* What to do *
Repeat each record exactly as written, and drop any images.

__________________________________________________

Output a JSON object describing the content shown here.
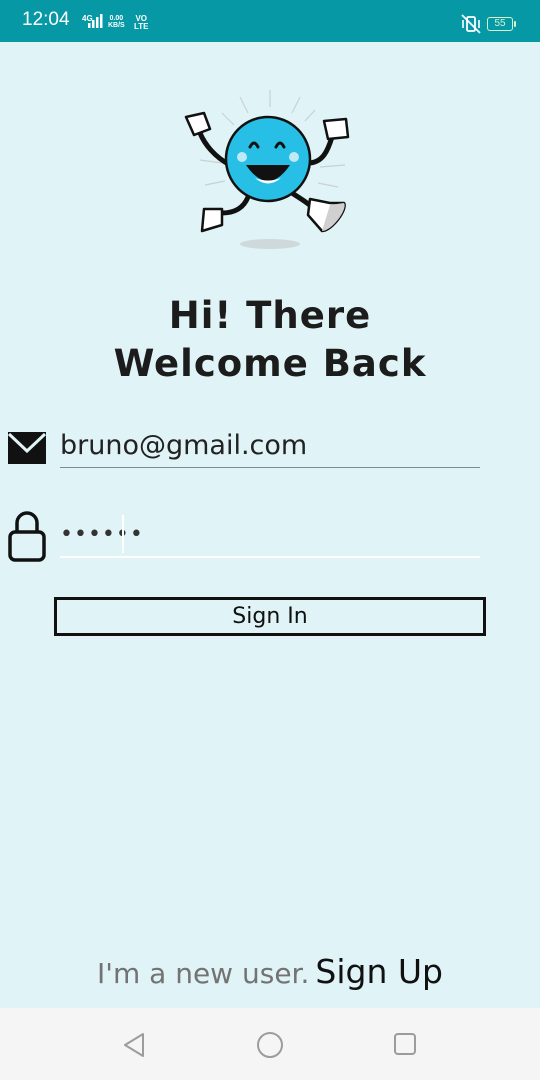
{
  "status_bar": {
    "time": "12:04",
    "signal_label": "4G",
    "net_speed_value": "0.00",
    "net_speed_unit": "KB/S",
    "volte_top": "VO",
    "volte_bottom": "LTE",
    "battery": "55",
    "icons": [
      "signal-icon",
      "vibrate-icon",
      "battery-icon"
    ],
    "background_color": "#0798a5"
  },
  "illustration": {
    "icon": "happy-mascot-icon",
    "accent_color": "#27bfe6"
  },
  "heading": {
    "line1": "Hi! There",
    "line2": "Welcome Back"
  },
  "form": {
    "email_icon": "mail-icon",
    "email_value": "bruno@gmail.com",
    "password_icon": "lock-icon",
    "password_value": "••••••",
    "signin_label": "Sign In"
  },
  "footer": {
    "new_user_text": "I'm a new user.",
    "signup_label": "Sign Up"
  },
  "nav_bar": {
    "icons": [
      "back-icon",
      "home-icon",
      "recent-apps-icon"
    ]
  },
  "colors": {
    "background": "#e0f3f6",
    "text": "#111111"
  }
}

__________________________________________________

* Written reply *
Output a JSON object describing the content shown here.
{
  "status_bar": {
    "time": "12:04",
    "signal_label": "4G",
    "net_speed_value": "0.00",
    "net_speed_unit": "KB/S",
    "volte_top": "VO",
    "volte_bottom": "LTE",
    "battery": "55",
    "icons": [
      "signal-icon",
      "vibrate-icon",
      "battery-icon"
    ],
    "background_color": "#0798a5"
  },
  "illustration": {
    "icon": "happy-mascot-icon",
    "accent_color": "#27bfe6"
  },
  "heading": {
    "line1": "Hi! There",
    "line2": "Welcome Back"
  },
  "form": {
    "email_icon": "mail-icon",
    "email_value": "bruno@gmail.com",
    "password_icon": "lock-icon",
    "password_value": "••••••",
    "signin_label": "Sign In"
  },
  "footer": {
    "new_user_text": "I'm a new user.",
    "signup_label": "Sign Up"
  },
  "nav_bar": {
    "icons": [
      "back-icon",
      "home-icon",
      "recent-apps-icon"
    ]
  },
  "colors": {
    "background": "#e0f3f6",
    "text": "#111111"
  }
}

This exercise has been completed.